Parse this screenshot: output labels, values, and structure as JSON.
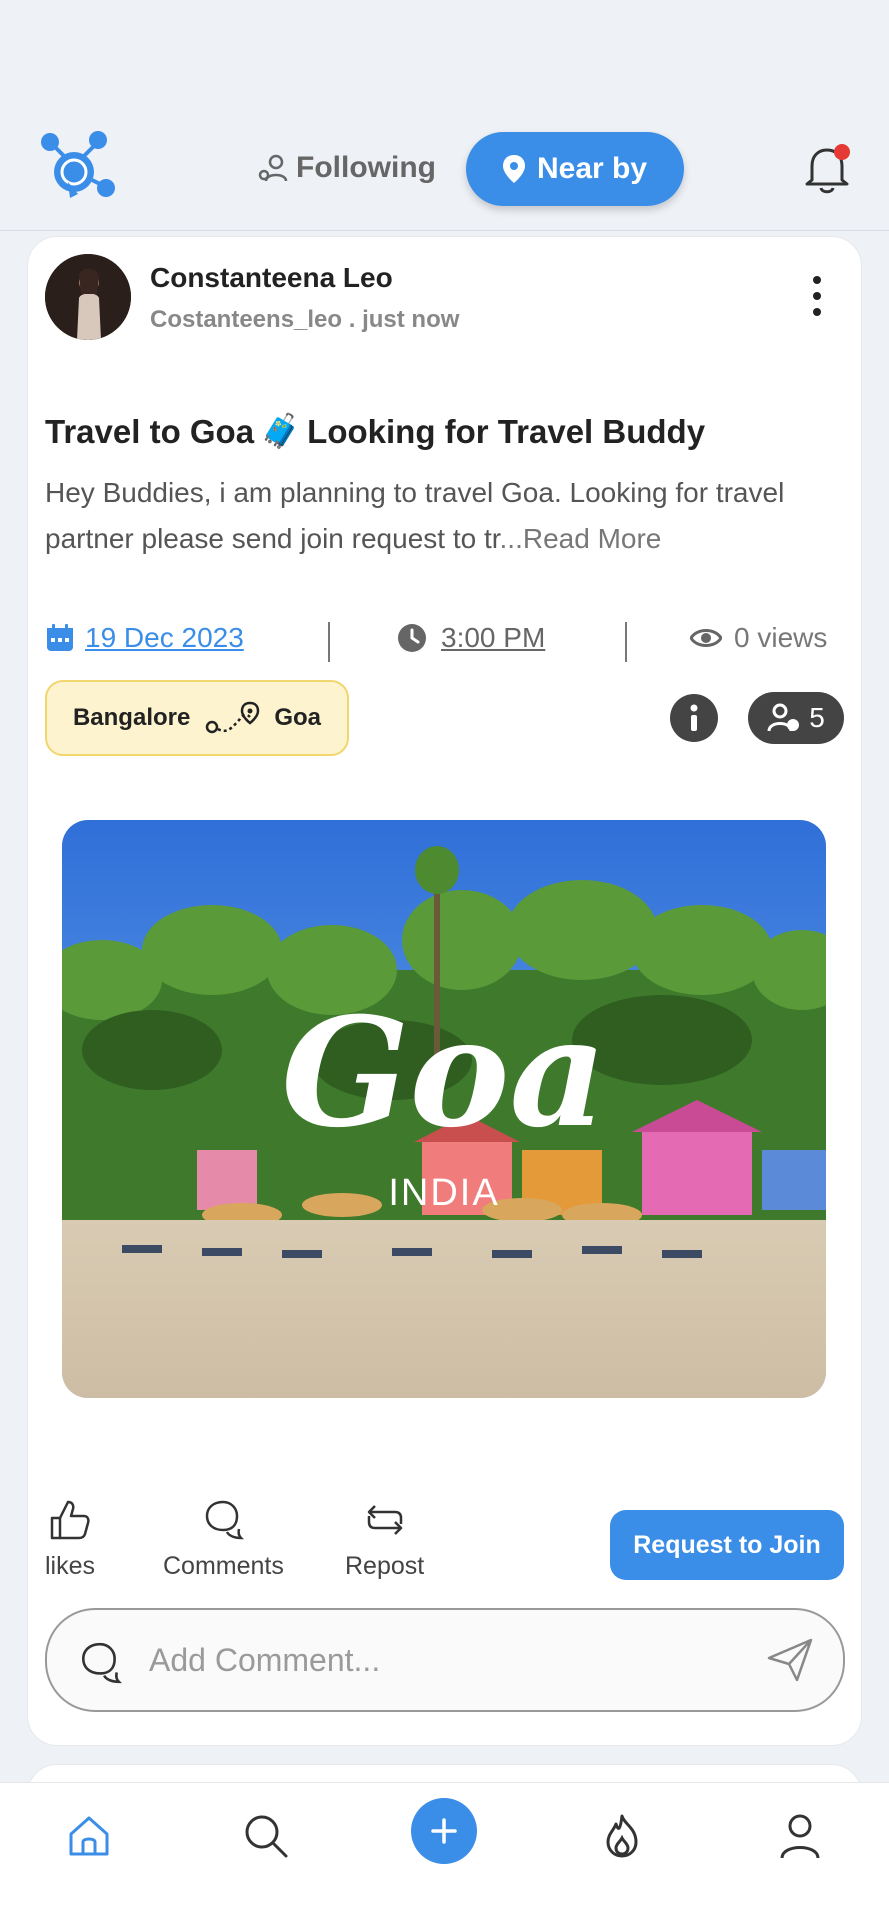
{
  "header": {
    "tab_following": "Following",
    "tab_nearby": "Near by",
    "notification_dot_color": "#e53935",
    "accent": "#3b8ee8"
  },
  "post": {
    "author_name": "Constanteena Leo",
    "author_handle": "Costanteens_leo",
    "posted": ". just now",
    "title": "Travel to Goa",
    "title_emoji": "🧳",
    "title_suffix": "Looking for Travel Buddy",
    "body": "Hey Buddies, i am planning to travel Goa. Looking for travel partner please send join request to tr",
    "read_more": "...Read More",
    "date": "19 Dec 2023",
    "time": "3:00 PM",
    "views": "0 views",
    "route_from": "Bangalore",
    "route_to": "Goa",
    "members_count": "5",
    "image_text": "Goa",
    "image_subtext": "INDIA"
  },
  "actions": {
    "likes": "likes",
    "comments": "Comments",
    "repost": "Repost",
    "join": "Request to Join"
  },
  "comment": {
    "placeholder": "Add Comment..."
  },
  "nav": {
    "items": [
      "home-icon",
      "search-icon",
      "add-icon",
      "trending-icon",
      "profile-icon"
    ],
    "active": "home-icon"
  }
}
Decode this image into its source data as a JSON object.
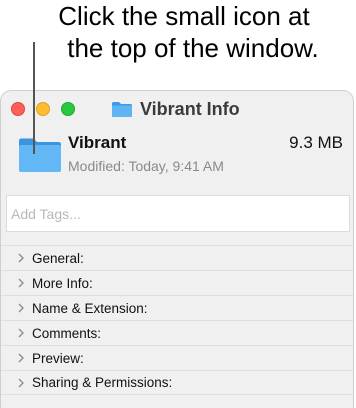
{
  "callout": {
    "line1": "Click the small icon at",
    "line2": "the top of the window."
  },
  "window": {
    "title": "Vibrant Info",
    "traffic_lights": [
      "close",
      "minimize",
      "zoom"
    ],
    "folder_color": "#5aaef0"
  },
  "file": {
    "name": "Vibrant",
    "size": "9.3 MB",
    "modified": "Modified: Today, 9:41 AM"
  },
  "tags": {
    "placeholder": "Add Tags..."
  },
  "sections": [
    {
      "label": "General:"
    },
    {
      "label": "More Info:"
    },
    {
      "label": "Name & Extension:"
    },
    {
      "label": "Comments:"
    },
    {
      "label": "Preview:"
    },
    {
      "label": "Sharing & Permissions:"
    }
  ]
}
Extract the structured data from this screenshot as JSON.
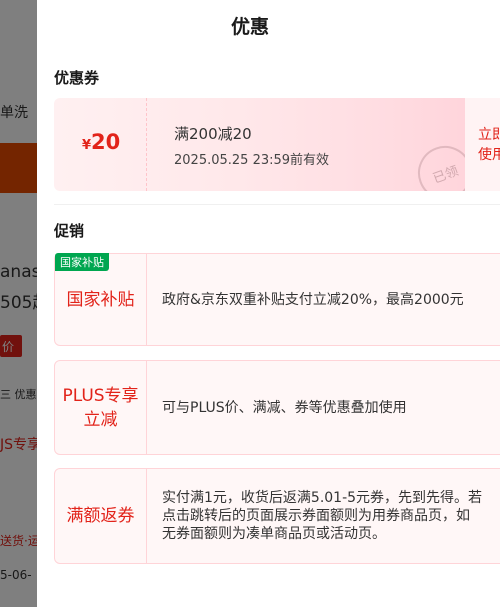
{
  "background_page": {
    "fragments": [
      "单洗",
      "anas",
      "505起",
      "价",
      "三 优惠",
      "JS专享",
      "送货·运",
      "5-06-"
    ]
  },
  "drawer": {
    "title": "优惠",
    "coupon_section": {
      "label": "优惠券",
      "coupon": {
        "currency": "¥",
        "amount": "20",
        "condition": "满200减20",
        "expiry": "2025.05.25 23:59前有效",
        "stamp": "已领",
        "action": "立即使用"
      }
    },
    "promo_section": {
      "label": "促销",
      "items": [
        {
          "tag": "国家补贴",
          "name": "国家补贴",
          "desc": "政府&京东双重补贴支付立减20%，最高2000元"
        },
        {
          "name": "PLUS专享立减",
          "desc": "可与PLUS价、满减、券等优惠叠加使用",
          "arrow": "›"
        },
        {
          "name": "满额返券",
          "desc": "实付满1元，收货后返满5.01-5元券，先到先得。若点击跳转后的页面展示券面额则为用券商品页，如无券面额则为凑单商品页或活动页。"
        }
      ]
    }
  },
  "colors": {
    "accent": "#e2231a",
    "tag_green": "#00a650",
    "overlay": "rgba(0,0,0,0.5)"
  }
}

● ● ● ●

→ **To do**
Exact duplication of all the records is required; pictures are omitted from the copy.

→ **Output**
Parse this screenshot: output labels, values, and structure as JSON.
{
  "header": {
    "tab_following": "Following",
    "tab_nearby": "Near by",
    "notification_dot_color": "#e53935",
    "accent": "#3b8ee8"
  },
  "post": {
    "author_name": "Constanteena Leo",
    "author_handle": "Costanteens_leo",
    "posted": ". just now",
    "title": "Travel to Goa",
    "title_emoji": "🧳",
    "title_suffix": "Looking for Travel Buddy",
    "body": "Hey Buddies, i am planning to travel Goa. Looking for travel partner please send join request to tr",
    "read_more": "...Read More",
    "date": "19 Dec 2023",
    "time": "3:00 PM",
    "views": "0 views",
    "route_from": "Bangalore",
    "route_to": "Goa",
    "members_count": "5",
    "image_text": "Goa",
    "image_subtext": "INDIA"
  },
  "actions": {
    "likes": "likes",
    "comments": "Comments",
    "repost": "Repost",
    "join": "Request to Join"
  },
  "comment": {
    "placeholder": "Add Comment..."
  },
  "nav": {
    "items": [
      "home-icon",
      "search-icon",
      "add-icon",
      "trending-icon",
      "profile-icon"
    ],
    "active": "home-icon"
  }
}
Decode this image into its source data as a JSON object.
{
  "callout": {
    "line1": "Click the small icon at",
    "line2": "the top of the window."
  },
  "window": {
    "title": "Vibrant Info",
    "traffic_lights": [
      "close",
      "minimize",
      "zoom"
    ],
    "folder_color": "#5aaef0"
  },
  "file": {
    "name": "Vibrant",
    "size": "9.3 MB",
    "modified": "Modified: Today, 9:41 AM"
  },
  "tags": {
    "placeholder": "Add Tags..."
  },
  "sections": [
    {
      "label": "General:"
    },
    {
      "label": "More Info:"
    },
    {
      "label": "Name & Extension:"
    },
    {
      "label": "Comments:"
    },
    {
      "label": "Preview:"
    },
    {
      "label": "Sharing & Permissions:"
    }
  ]
}
Extract the structured data from this screenshot as JSON.
{
  "background_page": {
    "fragments": [
      "单洗",
      "anas",
      "505起",
      "价",
      "三 优惠",
      "JS专享",
      "送货·运",
      "5-06-"
    ]
  },
  "drawer": {
    "title": "优惠",
    "coupon_section": {
      "label": "优惠券",
      "coupon": {
        "currency": "¥",
        "amount": "20",
        "condition": "满200减20",
        "expiry": "2025.05.25 23:59前有效",
        "stamp": "已领",
        "action": "立即使用"
      }
    },
    "promo_section": {
      "label": "促销",
      "items": [
        {
          "tag": "国家补贴",
          "name": "国家补贴",
          "desc": "政府&京东双重补贴支付立减20%，最高2000元"
        },
        {
          "name": "PLUS专享立减",
          "desc": "可与PLUS价、满减、券等优惠叠加使用",
          "arrow": "›"
        },
        {
          "name": "满额返券",
          "desc": "实付满1元，收货后返满5.01-5元券，先到先得。若点击跳转后的页面展示券面额则为用券商品页，如无券面额则为凑单商品页或活动页。"
        }
      ]
    }
  },
  "colors": {
    "accent": "#e2231a",
    "tag_green": "#00a650",
    "overlay": "rgba(0,0,0,0.5)"
  }
}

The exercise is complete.